### TASK:
Quote the items between the line holding "paragraph-line: 用人单位依据国家有关职业教育与就业准入的有关规定以 [193, 512, 876, 538]" and the line holding "paragraph-line: 除劳动合同的，按法律的规定办理。 [146, 1182, 583, 1208]", inclusive, reproducing each one verbatim.

### STORED RECORDS:
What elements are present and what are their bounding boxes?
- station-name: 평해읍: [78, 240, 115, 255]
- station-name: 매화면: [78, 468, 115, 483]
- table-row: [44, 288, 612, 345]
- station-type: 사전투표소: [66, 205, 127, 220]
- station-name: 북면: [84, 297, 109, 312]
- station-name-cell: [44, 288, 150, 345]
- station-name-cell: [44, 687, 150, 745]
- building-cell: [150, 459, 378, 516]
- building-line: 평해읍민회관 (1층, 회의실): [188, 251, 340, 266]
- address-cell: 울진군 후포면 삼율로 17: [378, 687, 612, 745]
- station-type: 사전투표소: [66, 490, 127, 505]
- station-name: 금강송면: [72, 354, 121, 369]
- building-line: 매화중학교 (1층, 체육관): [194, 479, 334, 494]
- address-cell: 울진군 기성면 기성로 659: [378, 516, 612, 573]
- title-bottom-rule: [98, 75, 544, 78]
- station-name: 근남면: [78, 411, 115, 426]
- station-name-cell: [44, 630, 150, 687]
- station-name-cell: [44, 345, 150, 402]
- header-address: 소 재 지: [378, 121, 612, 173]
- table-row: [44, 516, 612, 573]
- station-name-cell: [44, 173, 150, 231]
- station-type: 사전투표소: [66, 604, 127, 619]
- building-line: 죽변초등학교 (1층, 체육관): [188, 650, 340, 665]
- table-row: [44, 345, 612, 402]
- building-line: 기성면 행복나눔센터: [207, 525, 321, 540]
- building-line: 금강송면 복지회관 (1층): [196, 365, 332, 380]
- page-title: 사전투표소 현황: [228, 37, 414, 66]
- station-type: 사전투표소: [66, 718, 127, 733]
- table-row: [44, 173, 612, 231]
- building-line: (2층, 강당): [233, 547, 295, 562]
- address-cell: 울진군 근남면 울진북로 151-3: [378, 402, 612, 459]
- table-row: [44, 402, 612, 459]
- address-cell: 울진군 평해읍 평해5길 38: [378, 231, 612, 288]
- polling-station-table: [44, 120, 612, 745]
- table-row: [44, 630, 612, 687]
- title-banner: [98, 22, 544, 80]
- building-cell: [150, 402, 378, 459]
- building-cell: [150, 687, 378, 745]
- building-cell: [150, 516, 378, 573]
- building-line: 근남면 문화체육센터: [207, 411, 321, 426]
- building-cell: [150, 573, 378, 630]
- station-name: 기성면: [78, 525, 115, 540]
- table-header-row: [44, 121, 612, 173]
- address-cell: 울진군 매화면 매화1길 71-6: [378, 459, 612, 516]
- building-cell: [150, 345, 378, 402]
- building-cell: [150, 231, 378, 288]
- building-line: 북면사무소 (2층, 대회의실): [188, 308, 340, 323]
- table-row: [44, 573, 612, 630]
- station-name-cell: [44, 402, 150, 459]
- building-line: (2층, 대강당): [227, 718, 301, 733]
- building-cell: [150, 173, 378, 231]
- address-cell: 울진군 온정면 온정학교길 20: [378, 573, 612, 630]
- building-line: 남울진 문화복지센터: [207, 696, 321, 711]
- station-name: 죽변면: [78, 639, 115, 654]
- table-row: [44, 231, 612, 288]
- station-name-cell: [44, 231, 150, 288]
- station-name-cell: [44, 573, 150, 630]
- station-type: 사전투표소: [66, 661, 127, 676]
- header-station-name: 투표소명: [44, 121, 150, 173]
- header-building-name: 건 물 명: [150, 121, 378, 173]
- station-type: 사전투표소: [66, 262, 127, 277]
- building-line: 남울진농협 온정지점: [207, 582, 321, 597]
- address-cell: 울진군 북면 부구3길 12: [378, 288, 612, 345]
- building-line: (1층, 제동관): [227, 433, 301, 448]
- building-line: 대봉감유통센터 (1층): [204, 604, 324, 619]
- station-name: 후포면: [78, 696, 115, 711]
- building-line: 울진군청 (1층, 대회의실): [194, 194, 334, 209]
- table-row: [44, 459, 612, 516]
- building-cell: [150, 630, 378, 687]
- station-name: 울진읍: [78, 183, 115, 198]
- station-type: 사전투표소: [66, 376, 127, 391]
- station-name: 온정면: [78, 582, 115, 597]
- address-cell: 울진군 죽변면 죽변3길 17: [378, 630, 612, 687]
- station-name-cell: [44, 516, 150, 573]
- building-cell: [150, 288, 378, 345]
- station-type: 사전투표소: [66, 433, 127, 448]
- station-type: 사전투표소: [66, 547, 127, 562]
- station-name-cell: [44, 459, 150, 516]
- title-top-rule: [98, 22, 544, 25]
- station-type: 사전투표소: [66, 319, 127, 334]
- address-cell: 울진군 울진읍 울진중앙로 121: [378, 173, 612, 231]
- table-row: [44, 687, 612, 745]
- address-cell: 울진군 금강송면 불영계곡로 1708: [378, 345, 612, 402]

* * *

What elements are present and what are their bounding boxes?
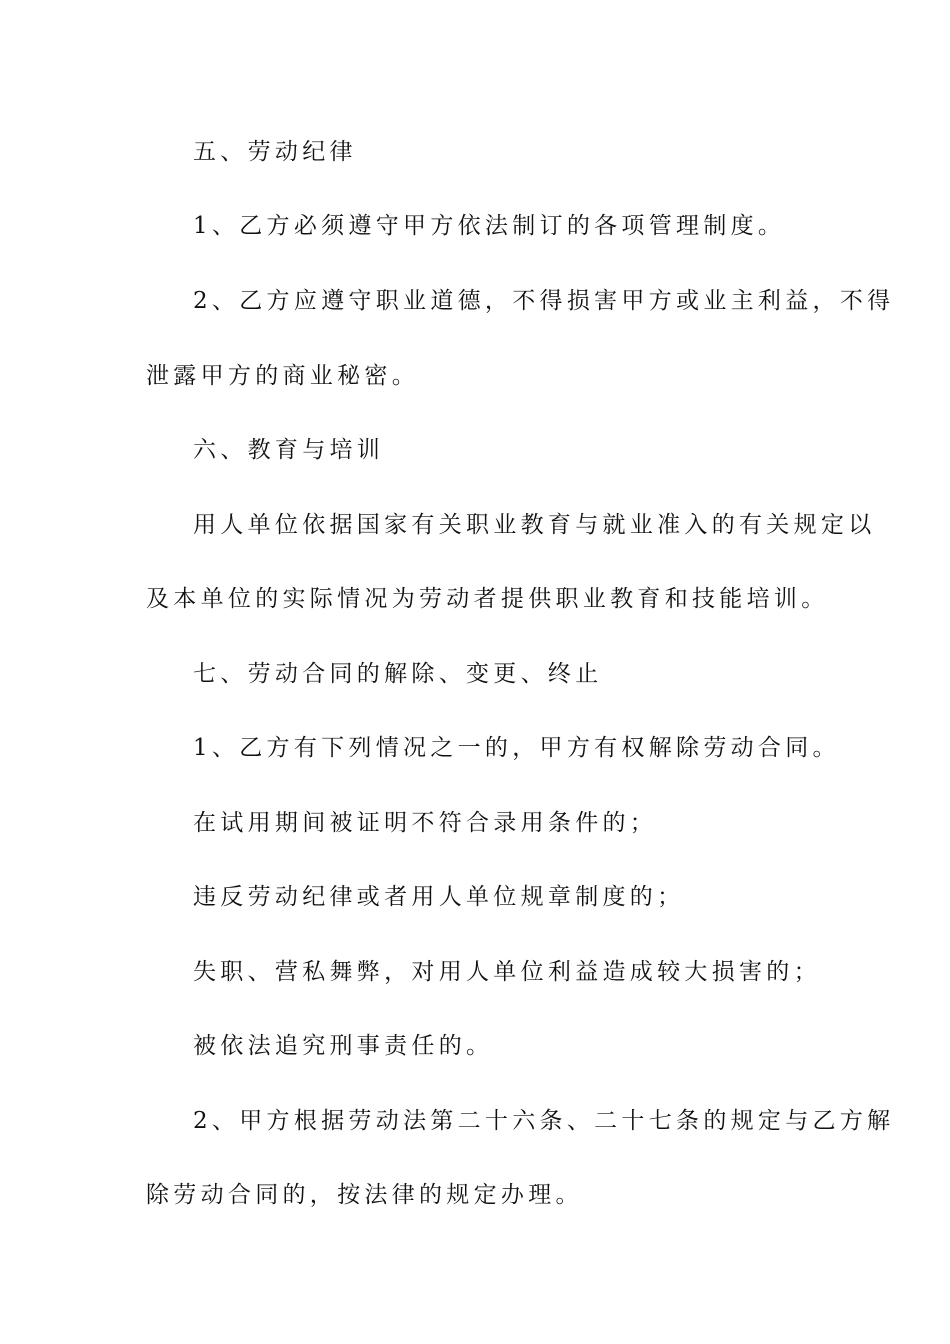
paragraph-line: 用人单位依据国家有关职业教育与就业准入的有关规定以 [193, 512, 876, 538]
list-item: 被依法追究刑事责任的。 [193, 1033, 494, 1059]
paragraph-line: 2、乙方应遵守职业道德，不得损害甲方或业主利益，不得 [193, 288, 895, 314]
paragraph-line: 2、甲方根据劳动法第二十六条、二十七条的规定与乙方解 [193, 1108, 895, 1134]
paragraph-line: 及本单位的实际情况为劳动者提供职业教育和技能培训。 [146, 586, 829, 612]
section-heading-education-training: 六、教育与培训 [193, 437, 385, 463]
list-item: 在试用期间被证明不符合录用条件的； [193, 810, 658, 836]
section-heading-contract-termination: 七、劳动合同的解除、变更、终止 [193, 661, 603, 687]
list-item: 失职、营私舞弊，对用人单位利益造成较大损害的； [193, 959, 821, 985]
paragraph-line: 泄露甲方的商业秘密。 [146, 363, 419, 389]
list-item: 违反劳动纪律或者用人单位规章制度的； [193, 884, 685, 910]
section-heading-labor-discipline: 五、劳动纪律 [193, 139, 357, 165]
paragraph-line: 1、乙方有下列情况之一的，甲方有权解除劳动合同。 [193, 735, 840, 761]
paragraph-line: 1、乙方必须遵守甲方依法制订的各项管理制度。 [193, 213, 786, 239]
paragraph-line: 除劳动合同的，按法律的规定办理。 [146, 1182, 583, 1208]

--

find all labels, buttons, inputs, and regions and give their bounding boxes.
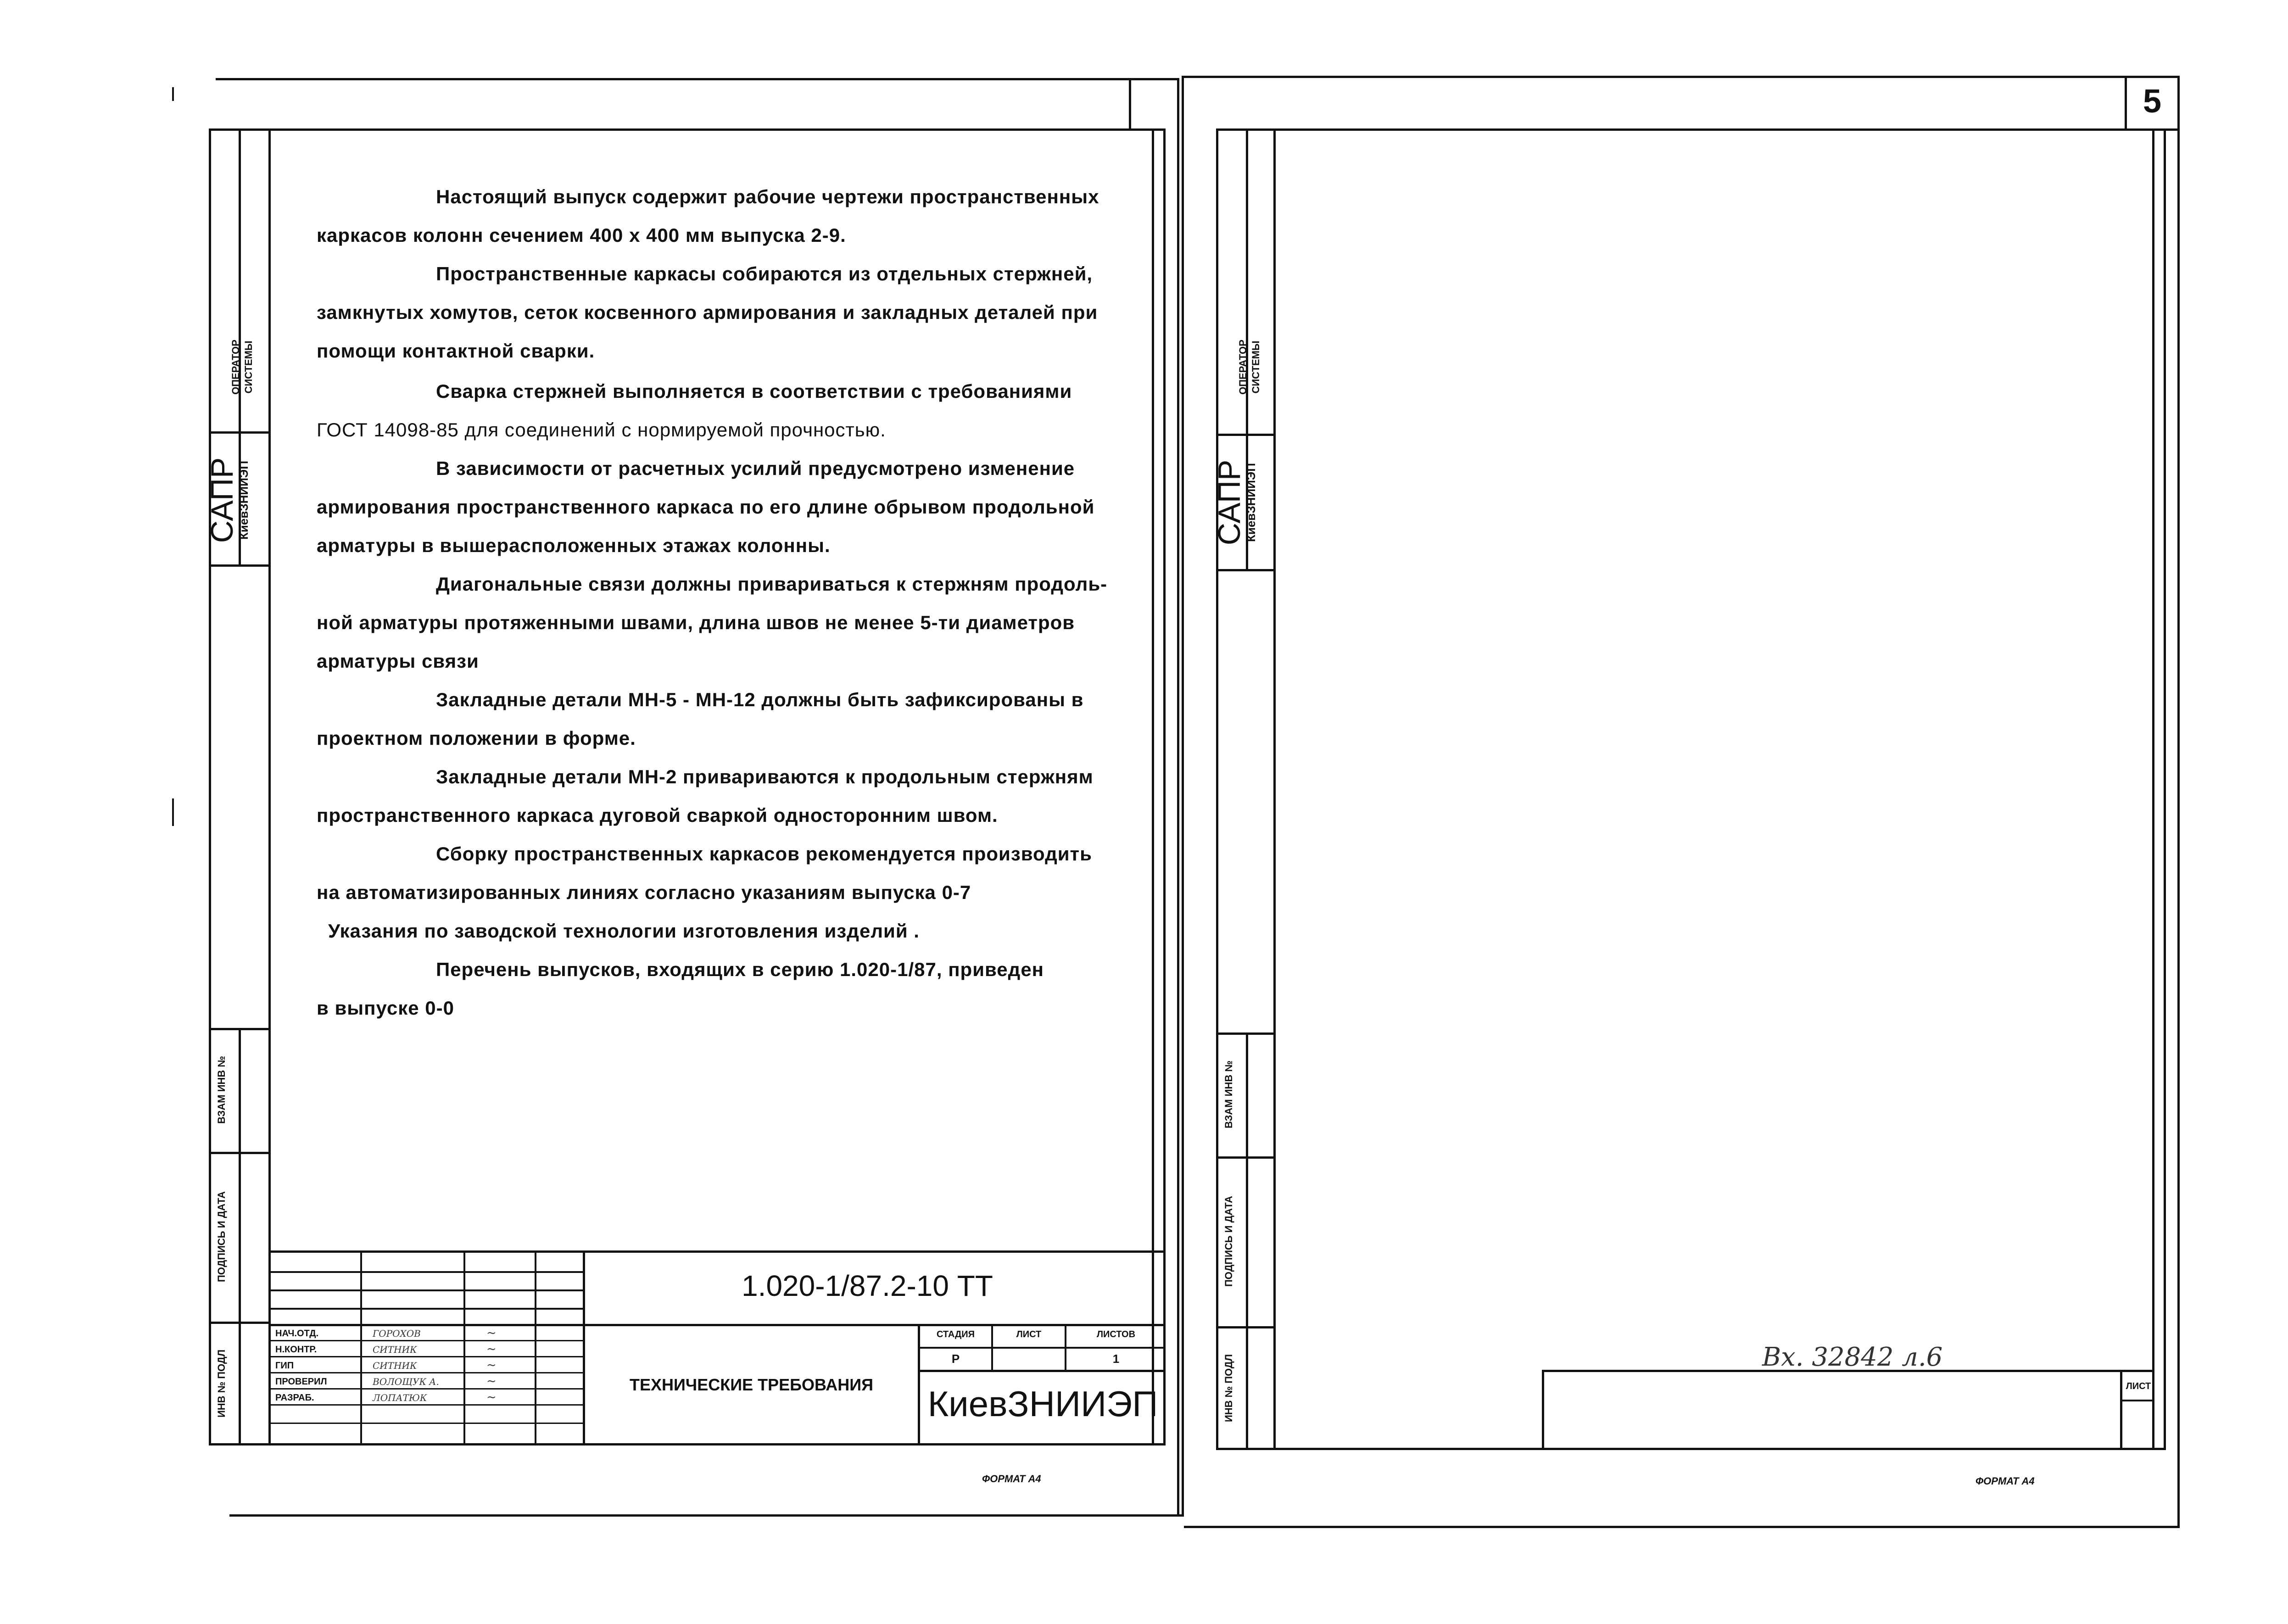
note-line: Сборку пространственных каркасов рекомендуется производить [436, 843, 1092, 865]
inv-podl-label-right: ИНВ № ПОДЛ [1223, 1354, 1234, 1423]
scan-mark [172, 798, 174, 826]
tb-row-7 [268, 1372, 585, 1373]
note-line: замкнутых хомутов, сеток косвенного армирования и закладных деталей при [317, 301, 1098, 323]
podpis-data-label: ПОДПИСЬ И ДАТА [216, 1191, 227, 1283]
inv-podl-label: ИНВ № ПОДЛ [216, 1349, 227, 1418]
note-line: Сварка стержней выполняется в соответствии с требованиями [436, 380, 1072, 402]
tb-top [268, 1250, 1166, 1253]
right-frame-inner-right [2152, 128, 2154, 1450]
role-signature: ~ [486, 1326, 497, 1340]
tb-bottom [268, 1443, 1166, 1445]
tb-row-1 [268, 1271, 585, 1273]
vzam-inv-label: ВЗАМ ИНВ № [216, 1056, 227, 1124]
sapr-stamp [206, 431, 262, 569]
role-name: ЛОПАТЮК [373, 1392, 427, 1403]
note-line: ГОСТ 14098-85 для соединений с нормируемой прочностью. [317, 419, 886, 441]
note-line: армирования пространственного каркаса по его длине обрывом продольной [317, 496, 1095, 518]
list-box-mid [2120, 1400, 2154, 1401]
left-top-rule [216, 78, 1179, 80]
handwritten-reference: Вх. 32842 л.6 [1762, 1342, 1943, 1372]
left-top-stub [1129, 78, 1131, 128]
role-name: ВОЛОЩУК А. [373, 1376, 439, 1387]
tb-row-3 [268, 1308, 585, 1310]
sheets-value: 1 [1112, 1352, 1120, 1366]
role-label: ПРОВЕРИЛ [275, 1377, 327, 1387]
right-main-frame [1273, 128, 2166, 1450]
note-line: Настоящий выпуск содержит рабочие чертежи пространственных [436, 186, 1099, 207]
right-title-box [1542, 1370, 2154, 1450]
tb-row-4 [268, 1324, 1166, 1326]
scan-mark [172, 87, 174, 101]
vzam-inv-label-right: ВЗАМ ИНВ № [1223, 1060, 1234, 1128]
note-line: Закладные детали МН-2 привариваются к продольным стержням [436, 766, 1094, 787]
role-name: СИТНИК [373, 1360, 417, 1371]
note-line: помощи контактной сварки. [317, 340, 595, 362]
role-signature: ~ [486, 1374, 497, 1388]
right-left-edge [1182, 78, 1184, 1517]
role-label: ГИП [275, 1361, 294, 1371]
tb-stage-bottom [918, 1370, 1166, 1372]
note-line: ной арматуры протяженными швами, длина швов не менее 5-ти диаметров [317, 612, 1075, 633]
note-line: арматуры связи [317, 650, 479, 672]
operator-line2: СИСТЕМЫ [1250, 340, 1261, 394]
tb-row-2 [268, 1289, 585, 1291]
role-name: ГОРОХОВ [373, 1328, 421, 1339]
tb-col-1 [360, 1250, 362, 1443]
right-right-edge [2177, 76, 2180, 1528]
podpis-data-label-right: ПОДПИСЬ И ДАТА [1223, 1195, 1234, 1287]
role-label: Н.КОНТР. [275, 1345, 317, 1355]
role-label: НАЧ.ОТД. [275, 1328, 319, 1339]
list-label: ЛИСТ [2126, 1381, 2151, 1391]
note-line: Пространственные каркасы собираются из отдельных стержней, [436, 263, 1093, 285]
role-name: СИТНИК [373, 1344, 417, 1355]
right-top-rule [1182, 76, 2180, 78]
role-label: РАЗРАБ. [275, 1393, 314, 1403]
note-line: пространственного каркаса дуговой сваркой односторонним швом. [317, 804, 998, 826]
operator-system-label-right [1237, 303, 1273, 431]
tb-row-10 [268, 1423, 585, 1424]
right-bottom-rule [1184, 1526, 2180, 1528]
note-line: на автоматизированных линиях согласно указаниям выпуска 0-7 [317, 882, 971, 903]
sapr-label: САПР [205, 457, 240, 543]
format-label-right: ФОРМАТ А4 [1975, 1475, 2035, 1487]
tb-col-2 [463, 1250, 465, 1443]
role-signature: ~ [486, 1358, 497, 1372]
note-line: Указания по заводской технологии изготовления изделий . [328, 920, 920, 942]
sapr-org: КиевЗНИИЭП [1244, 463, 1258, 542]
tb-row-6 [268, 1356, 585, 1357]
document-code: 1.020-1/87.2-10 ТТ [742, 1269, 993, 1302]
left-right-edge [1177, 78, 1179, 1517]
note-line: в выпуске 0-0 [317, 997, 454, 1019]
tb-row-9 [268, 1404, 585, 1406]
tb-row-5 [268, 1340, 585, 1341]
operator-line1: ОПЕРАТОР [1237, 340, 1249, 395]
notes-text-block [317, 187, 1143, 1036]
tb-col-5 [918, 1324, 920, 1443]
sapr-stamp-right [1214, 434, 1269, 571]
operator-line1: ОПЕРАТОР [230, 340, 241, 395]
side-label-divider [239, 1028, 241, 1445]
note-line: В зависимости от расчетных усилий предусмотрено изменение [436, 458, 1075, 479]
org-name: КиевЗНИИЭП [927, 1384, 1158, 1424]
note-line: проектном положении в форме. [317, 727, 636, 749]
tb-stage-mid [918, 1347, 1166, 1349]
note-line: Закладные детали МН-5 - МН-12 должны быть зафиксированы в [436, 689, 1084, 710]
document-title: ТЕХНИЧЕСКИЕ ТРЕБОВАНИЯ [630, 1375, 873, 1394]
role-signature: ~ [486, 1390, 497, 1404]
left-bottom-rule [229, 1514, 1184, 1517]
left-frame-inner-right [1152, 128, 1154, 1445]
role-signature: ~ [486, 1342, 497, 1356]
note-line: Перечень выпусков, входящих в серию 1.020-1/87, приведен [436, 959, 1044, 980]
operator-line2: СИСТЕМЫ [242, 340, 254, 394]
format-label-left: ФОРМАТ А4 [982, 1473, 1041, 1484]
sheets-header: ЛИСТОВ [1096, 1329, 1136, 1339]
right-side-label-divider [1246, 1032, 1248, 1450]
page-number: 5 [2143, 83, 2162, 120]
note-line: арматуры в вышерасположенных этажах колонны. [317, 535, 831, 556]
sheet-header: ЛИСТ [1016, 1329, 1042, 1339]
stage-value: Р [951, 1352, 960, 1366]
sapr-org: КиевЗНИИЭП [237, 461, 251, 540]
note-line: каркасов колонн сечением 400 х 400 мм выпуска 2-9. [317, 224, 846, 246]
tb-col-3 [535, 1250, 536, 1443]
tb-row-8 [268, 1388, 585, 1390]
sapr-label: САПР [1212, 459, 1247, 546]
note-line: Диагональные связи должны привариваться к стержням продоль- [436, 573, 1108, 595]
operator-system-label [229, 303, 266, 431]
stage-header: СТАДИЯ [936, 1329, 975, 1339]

### TASK RESPONSE:
paragraph-line: 用人单位依据国家有关职业教育与就业准入的有关规定以 [193, 512, 876, 538]
list-item: 被依法追究刑事责任的。 [193, 1033, 494, 1059]
paragraph-line: 2、乙方应遵守职业道德，不得损害甲方或业主利益，不得 [193, 288, 895, 314]
paragraph-line: 2、甲方根据劳动法第二十六条、二十七条的规定与乙方解 [193, 1108, 895, 1134]
paragraph-line: 及本单位的实际情况为劳动者提供职业教育和技能培训。 [146, 586, 829, 612]
section-heading-education-training: 六、教育与培训 [193, 437, 385, 463]
list-item: 在试用期间被证明不符合录用条件的； [193, 810, 658, 836]
section-heading-contract-termination: 七、劳动合同的解除、变更、终止 [193, 661, 603, 687]
list-item: 失职、营私舞弊，对用人单位利益造成较大损害的； [193, 959, 821, 985]
paragraph-line: 泄露甲方的商业秘密。 [146, 363, 419, 389]
list-item: 违反劳动纪律或者用人单位规章制度的； [193, 884, 685, 910]
section-heading-labor-discipline: 五、劳动纪律 [193, 139, 357, 165]
paragraph-line: 1、乙方有下列情况之一的，甲方有权解除劳动合同。 [193, 735, 840, 761]
paragraph-line: 1、乙方必须遵守甲方依法制订的各项管理制度。 [193, 213, 786, 239]
paragraph-line: 除劳动合同的，按法律的规定办理。 [146, 1182, 583, 1208]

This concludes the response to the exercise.